▶ EXERCISE INSTRUCTIONS
Report each line of the data that includes the word "files".
___
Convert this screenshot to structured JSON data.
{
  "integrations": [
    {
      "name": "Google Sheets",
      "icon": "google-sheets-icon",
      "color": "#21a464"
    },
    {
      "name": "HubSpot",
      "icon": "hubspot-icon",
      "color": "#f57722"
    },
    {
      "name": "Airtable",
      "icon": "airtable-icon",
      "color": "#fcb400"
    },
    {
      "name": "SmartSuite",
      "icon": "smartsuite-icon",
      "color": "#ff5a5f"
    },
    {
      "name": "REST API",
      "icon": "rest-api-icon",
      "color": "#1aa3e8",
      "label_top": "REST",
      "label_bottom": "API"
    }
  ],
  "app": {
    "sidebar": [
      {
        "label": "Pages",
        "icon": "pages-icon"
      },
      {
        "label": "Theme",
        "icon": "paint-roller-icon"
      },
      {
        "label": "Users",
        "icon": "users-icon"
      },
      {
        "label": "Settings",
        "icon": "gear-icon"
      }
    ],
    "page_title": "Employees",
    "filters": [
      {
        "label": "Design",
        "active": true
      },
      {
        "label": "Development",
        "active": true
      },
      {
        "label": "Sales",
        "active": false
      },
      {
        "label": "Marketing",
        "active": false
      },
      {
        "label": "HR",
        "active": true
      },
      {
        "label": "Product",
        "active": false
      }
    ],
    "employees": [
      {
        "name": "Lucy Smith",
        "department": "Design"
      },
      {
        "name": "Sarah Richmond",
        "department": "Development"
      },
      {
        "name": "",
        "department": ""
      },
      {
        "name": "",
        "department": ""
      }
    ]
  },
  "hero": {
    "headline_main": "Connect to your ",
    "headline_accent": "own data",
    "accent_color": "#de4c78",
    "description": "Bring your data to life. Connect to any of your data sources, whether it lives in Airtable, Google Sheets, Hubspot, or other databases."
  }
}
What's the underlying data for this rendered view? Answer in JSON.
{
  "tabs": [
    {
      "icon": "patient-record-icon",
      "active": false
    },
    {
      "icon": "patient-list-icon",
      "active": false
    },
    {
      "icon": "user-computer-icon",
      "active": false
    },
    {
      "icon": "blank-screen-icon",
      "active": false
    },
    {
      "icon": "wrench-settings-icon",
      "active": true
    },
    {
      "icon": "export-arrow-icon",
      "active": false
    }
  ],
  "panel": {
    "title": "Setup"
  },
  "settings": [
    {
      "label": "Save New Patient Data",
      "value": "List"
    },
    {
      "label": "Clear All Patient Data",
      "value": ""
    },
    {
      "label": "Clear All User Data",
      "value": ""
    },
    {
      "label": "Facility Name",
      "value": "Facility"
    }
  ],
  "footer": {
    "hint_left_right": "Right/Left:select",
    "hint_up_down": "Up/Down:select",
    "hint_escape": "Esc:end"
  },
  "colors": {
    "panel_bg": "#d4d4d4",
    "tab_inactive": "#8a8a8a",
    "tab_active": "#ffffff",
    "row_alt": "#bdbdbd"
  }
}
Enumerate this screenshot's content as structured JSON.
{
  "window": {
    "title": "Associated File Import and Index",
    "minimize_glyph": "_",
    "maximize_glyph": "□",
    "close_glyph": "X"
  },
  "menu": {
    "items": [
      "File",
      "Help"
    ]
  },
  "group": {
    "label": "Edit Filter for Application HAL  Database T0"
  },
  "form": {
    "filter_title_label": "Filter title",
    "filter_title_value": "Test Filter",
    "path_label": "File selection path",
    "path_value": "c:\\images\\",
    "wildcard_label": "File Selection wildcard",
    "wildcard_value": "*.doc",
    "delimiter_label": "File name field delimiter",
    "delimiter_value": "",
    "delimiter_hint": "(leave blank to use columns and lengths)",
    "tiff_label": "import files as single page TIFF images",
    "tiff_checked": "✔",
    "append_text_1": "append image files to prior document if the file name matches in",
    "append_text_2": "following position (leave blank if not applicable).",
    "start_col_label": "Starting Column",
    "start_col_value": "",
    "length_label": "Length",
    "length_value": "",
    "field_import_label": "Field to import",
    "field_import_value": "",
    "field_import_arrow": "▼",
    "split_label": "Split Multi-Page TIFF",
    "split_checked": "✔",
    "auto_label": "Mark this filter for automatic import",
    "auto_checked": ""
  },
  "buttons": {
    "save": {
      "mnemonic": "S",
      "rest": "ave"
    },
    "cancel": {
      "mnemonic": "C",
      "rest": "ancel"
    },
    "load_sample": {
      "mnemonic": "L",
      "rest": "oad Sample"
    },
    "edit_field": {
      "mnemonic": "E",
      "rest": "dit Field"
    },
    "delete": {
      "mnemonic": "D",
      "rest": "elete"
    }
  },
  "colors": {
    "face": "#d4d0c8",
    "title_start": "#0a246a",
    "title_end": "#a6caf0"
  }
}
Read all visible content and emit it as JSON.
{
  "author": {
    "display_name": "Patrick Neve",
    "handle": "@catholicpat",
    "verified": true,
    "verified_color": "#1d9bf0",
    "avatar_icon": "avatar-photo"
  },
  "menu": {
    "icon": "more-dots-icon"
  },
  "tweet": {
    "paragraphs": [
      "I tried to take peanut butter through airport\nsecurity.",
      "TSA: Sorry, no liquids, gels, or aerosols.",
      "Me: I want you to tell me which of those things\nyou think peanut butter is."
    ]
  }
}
___
▶ COMPLETED EXERCISE
    "tiff_label": "import files as single page TIFF images",
    "append_text_1": "append image files to prior document if the file name matches in",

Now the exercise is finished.